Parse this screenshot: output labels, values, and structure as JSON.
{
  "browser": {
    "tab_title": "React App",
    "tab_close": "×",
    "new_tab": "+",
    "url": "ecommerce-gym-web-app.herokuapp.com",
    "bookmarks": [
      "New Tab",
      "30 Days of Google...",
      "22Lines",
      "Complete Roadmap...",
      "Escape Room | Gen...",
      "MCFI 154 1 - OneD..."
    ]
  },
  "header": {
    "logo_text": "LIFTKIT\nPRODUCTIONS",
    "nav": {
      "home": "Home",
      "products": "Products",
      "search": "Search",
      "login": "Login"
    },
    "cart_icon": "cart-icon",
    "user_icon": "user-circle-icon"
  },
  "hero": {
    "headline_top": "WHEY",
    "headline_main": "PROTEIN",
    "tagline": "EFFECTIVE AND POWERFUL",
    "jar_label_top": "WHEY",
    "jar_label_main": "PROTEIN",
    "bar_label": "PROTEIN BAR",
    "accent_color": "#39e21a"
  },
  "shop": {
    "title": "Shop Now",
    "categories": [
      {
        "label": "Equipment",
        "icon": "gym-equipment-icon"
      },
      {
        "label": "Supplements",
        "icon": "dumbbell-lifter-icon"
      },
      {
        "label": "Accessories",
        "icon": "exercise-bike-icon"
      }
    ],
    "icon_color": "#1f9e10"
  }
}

**What this task involves**
Every record is to be written out verbatim.

**Expected answer**
Parse this screenshot: output labels, values, and structure as JSON.
{
  "browser": {
    "tab_title": "React App",
    "tab_close": "×",
    "new_tab": "+",
    "url": "ecommerce-gym-web-app.herokuapp.com",
    "bookmarks": [
      "New Tab",
      "30 Days of Google...",
      "22Lines",
      "Complete Roadmap...",
      "Escape Room | Gen...",
      "MCFI 154 1 - OneD..."
    ]
  },
  "header": {
    "logo_text": "LIFTKIT\nPRODUCTIONS",
    "nav": {
      "home": "Home",
      "products": "Products",
      "search": "Search",
      "login": "Login"
    },
    "cart_icon": "cart-icon",
    "user_icon": "user-circle-icon"
  },
  "hero": {
    "headline_top": "WHEY",
    "headline_main": "PROTEIN",
    "tagline": "EFFECTIVE AND POWERFUL",
    "jar_label_top": "WHEY",
    "jar_label_main": "PROTEIN",
    "bar_label": "PROTEIN BAR",
    "accent_color": "#39e21a"
  },
  "shop": {
    "title": "Shop Now",
    "categories": [
      {
        "label": "Equipment",
        "icon": "gym-equipment-icon"
      },
      {
        "label": "Supplements",
        "icon": "dumbbell-lifter-icon"
      },
      {
        "label": "Accessories",
        "icon": "exercise-bike-icon"
      }
    ],
    "icon_color": "#1f9e10"
  }
}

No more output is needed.